YOUR TASK
Repeat every record below exactly, but leave out any pictures.

RECORDS
■ ■ ■ ■ ■ ■ ■
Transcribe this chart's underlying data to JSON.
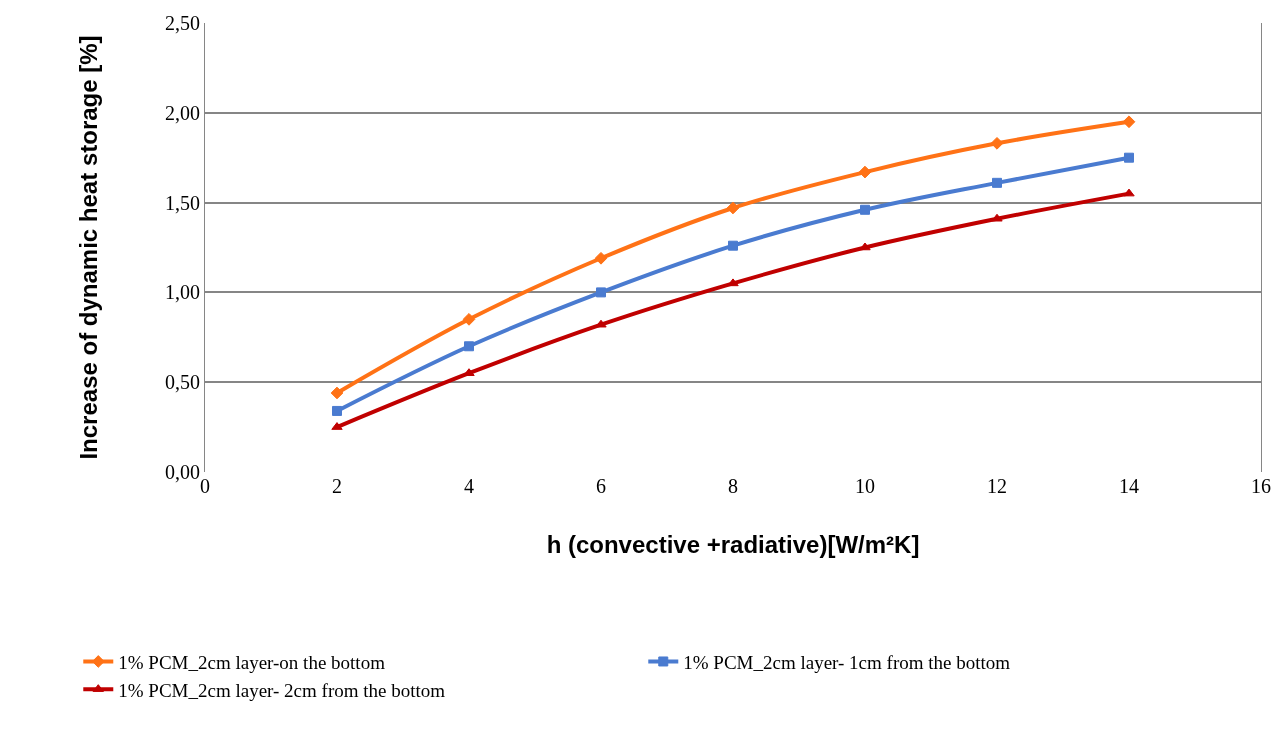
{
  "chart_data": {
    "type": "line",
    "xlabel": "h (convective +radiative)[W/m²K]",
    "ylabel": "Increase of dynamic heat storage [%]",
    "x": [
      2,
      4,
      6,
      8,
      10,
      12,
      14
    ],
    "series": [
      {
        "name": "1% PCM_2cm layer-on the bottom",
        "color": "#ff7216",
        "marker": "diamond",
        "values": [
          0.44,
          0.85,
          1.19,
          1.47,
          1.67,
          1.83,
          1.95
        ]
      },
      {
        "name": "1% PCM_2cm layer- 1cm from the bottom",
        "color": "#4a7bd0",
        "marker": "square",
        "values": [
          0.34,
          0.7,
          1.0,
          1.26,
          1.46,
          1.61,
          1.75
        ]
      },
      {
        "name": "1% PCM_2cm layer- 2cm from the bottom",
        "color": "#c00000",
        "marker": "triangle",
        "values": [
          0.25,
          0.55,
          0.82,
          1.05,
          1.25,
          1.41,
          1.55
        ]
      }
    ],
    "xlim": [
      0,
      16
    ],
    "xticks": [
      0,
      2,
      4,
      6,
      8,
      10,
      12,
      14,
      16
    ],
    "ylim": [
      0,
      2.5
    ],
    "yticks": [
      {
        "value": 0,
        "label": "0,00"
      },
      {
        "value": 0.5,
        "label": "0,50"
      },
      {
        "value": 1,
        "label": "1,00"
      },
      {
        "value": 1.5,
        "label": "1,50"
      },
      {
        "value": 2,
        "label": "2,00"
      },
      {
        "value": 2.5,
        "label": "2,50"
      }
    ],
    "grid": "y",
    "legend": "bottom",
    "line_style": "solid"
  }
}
■ ■ ■ ■ ■ ■ ■
ANSWER TO THIS PROBLEM
Transcribe this chart's underlying data to JSON.
{
  "chart_data": {
    "type": "line",
    "xlabel": "h (convective +radiative)[W/m²K]",
    "ylabel": "Increase of dynamic heat storage [%]",
    "x": [
      2,
      4,
      6,
      8,
      10,
      12,
      14
    ],
    "series": [
      {
        "name": "1% PCM_2cm layer-on the bottom",
        "color": "#ff7216",
        "marker": "diamond",
        "values": [
          0.44,
          0.85,
          1.19,
          1.47,
          1.67,
          1.83,
          1.95
        ]
      },
      {
        "name": "1% PCM_2cm layer- 1cm from the bottom",
        "color": "#4a7bd0",
        "marker": "square",
        "values": [
          0.34,
          0.7,
          1.0,
          1.26,
          1.46,
          1.61,
          1.75
        ]
      },
      {
        "name": "1% PCM_2cm layer- 2cm from the bottom",
        "color": "#c00000",
        "marker": "triangle",
        "values": [
          0.25,
          0.55,
          0.82,
          1.05,
          1.25,
          1.41,
          1.55
        ]
      }
    ],
    "xlim": [
      0,
      16
    ],
    "xticks": [
      0,
      2,
      4,
      6,
      8,
      10,
      12,
      14,
      16
    ],
    "ylim": [
      0,
      2.5
    ],
    "yticks": [
      {
        "value": 0,
        "label": "0,00"
      },
      {
        "value": 0.5,
        "label": "0,50"
      },
      {
        "value": 1,
        "label": "1,00"
      },
      {
        "value": 1.5,
        "label": "1,50"
      },
      {
        "value": 2,
        "label": "2,00"
      },
      {
        "value": 2.5,
        "label": "2,50"
      }
    ],
    "grid": "y",
    "legend": "bottom",
    "line_style": "solid"
  }
}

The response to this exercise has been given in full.